__Assigned task__: Copy the entries below word for word, minus the pictures.

[Input material — start]

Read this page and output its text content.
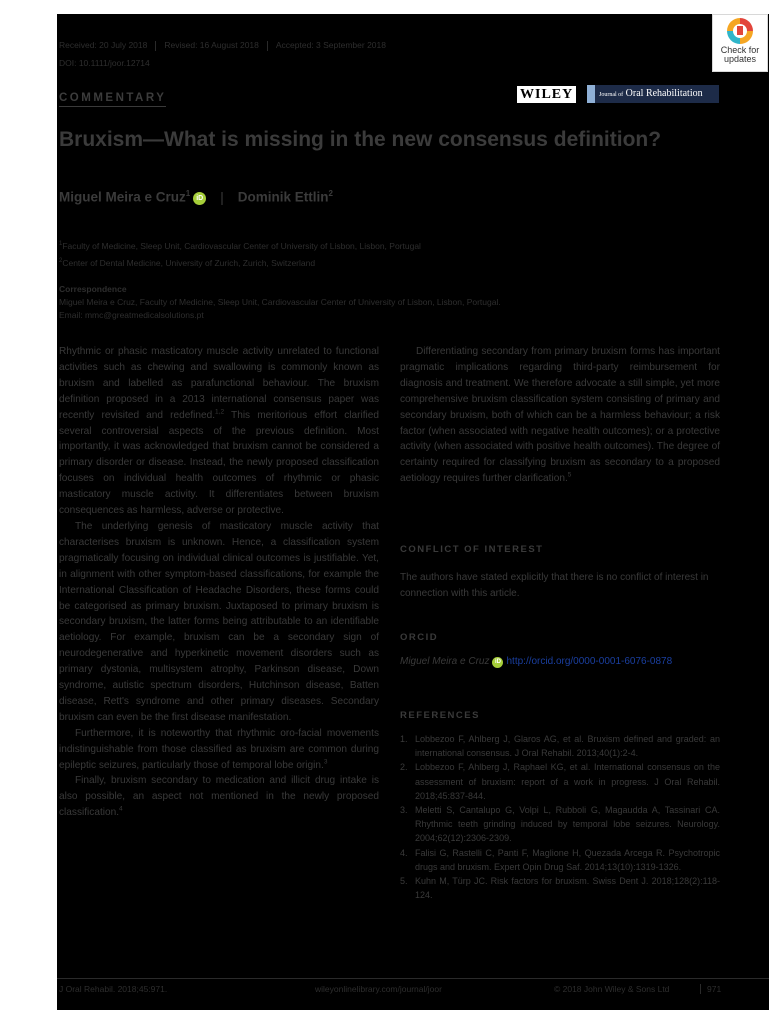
Received: 20 July 2018 Revised: 16 August 2018 Accepted: 3 September 2018
DOI: 10.1111/joor.12714
Check for
updates
COMMENTARY	WILEY	Journal of Oral Rehabilitation
Bruxism—What is missing in the new consensus definition?
Miguel Meira e Cruz$^1$ iD | Dominik Ettlin$^2$
$^1$Faculty of Medicine, Sleep Unit, Cardiovascular Center of University of Lisbon, Lisbon, Portugal
$^2$Center of Dental Medicine, University of Zurich, Zurich, Switzerland
Correspondence
Miguel Meira e Cruz, Faculty of Medicine, Sleep Unit, Cardiovascular Center of University of Lisbon, Lisbon, Portugal.
Email: mmc@greatmedicalsolutions.pt

Rhythmic or phasic masticatory muscle activity unrelated to functional activities such as chewing and swallowing is commonly known as bruxism and labelled as parafunctional behaviour. The bruxism definition proposed in a 2013 international consensus paper was recently revisited and redefined.$^{1,2}$ This meritorious effort clarified several controversial aspects of the previous definition. Most importantly, it was acknowledged that bruxism cannot be considered a primary disorder or disease. Instead, the newly proposed classification focuses on individual health outcomes of rhythmic or phasic masticatory muscle activity. It differentiates between bruxism consequences as harmless, adverse or protective.

The underlying genesis of masticatory muscle activity that characterises bruxism is unknown. Hence, a classification system pragmatically focusing on individual clinical outcomes is justifiable. Yet, in alignment with other symptom-based classifications, for example the International Classification of Headache Disorders, these forms could be categorised as primary bruxism. Juxtaposed to primary bruxism is secondary bruxism, the latter forms being attributable to an identifiable aetiology. For example, bruxism can be a secondary sign of neurodegenerative and hyperkinetic movement disorders such as primary dystonia, multisystem atrophy, Parkinson disease, Down syndrome, autistic spectrum disorders, Hutchinson disease, Batten disease, Rett's syndrome and other primary diseases. Secondary bruxism can even be the first disease manifestation.

Furthermore, it is noteworthy that rhythmic oro-facial movements indistinguishable from those classified as bruxism are common during epileptic seizures, particularly those of temporal lobe origin.$^3$

Finally, bruxism secondary to medication and illicit drug intake is also possible, an aspect not mentioned in the newly proposed classification.$^4$

Differentiating secondary from primary bruxism forms has important pragmatic implications regarding third-party reimbursement for diagnosis and treatment. We therefore advocate a still simple, yet more comprehensive bruxism classification system consisting of primary and secondary bruxism, both of which can be a harmless behaviour; a risk factor (when associated with negative health outcomes); or a protective activity (when associated with positive health outcomes). The degree of certainty required for classifying bruxism as secondary to a proposed aetiology requires further clarification.$^5$

CONFLICT OF INTEREST
The authors have stated explicitly that there is no conflict of interest in connection with this article.
ORCID
Miguel Meira e Cruz iD http://orcid.org/0000-0001-6076-0878
REFERENCES
1. Lobbezoo F, Ahlberg J, Glaros AG, et al. Bruxism defined and graded: an international consensus. J Oral Rehabil. 2013;40(1):2-4.
2. Lobbezoo F, Ahlberg J, Raphael KG, et al. International consensus on the assessment of bruxism: report of a work in progress. J Oral Rehabil. 2018;45:837-844.
3. Meletti S, Cantalupo G, Volpi L, Rubboli G, Magaudda A, Tassinari CA. Rhythmic teeth grinding induced by temporal lobe seizures. Neurology. 2004;62(12):2306-2309.
4. Falisi G, Rastelli C, Panti F, Maglione H, Quezada Arcega R. Psychotropic drugs and bruxism. Expert Opin Drug Saf. 2014;13(10):1319-1326.
5. Kuhn M, Türp JC. Risk factors for bruxism. Swiss Dent J. 2018;128(2):118-124.
J Oral Rehabil. 2018;45:971.	wileyonlinelibrary.com/journal/joor	© 2018 John Wiley & Sons Ltd	971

[Input material — finish]

__Task answer__:
Read this page and output its text content.
Received: 20 July 2018 Revised: 16 August 2018 Accepted: 3 September 2018
DOI: 10.1111/joor.12714
Check for
updates
COMMENTARY	WILEY	Journal of Oral Rehabilitation
Bruxism—What is missing in the new consensus definition?
Miguel Meira e Cruz$^1$ iD | Dominik Ettlin$^2$
$^1$Faculty of Medicine, Sleep Unit, Cardiovascular Center of University of Lisbon, Lisbon, Portugal
$^2$Center of Dental Medicine, University of Zurich, Zurich, Switzerland
Correspondence
Miguel Meira e Cruz, Faculty of Medicine, Sleep Unit, Cardiovascular Center of University of Lisbon, Lisbon, Portugal.
Email: mmc@greatmedicalsolutions.pt

Rhythmic or phasic masticatory muscle activity unrelated to functional activities such as chewing and swallowing is commonly known as bruxism and labelled as parafunctional behaviour. The bruxism definition proposed in a 2013 international consensus paper was recently revisited and redefined.$^{1,2}$ This meritorious effort clarified several controversial aspects of the previous definition. Most importantly, it was acknowledged that bruxism cannot be considered a primary disorder or disease. Instead, the newly proposed classification focuses on individual health outcomes of rhythmic or phasic masticatory muscle activity. It differentiates between bruxism consequences as harmless, adverse or protective.

The underlying genesis of masticatory muscle activity that characterises bruxism is unknown. Hence, a classification system pragmatically focusing on individual clinical outcomes is justifiable. Yet, in alignment with other symptom-based classifications, for example the International Classification of Headache Disorders, these forms could be categorised as primary bruxism. Juxtaposed to primary bruxism is secondary bruxism, the latter forms being attributable to an identifiable aetiology. For example, bruxism can be a secondary sign of neurodegenerative and hyperkinetic movement disorders such as primary dystonia, multisystem atrophy, Parkinson disease, Down syndrome, autistic spectrum disorders, Hutchinson disease, Batten disease, Rett's syndrome and other primary diseases. Secondary bruxism can even be the first disease manifestation.

Furthermore, it is noteworthy that rhythmic oro-facial movements indistinguishable from those classified as bruxism are common during epileptic seizures, particularly those of temporal lobe origin.$^3$

Finally, bruxism secondary to medication and illicit drug intake is also possible, an aspect not mentioned in the newly proposed classification.$^4$

Differentiating secondary from primary bruxism forms has important pragmatic implications regarding third-party reimbursement for diagnosis and treatment. We therefore advocate a still simple, yet more comprehensive bruxism classification system consisting of primary and secondary bruxism, both of which can be a harmless behaviour; a risk factor (when associated with negative health outcomes); or a protective activity (when associated with positive health outcomes). The degree of certainty required for classifying bruxism as secondary to a proposed aetiology requires further clarification.$^5$

CONFLICT OF INTEREST
The authors have stated explicitly that there is no conflict of interest in connection with this article.
ORCID
Miguel Meira e Cruz iD http://orcid.org/0000-0001-6076-0878
REFERENCES
1. Lobbezoo F, Ahlberg J, Glaros AG, et al. Bruxism defined and graded: an international consensus. J Oral Rehabil. 2013;40(1):2-4.
2. Lobbezoo F, Ahlberg J, Raphael KG, et al. International consensus on the assessment of bruxism: report of a work in progress. J Oral Rehabil. 2018;45:837-844.
3. Meletti S, Cantalupo G, Volpi L, Rubboli G, Magaudda A, Tassinari CA. Rhythmic teeth grinding induced by temporal lobe seizures. Neurology. 2004;62(12):2306-2309.
4. Falisi G, Rastelli C, Panti F, Maglione H, Quezada Arcega R. Psychotropic drugs and bruxism. Expert Opin Drug Saf. 2014;13(10):1319-1326.
5. Kuhn M, Türp JC. Risk factors for bruxism. Swiss Dent J. 2018;128(2):118-124.
J Oral Rehabil. 2018;45:971.	wileyonlinelibrary.com/journal/joor	© 2018 John Wiley & Sons Ltd	971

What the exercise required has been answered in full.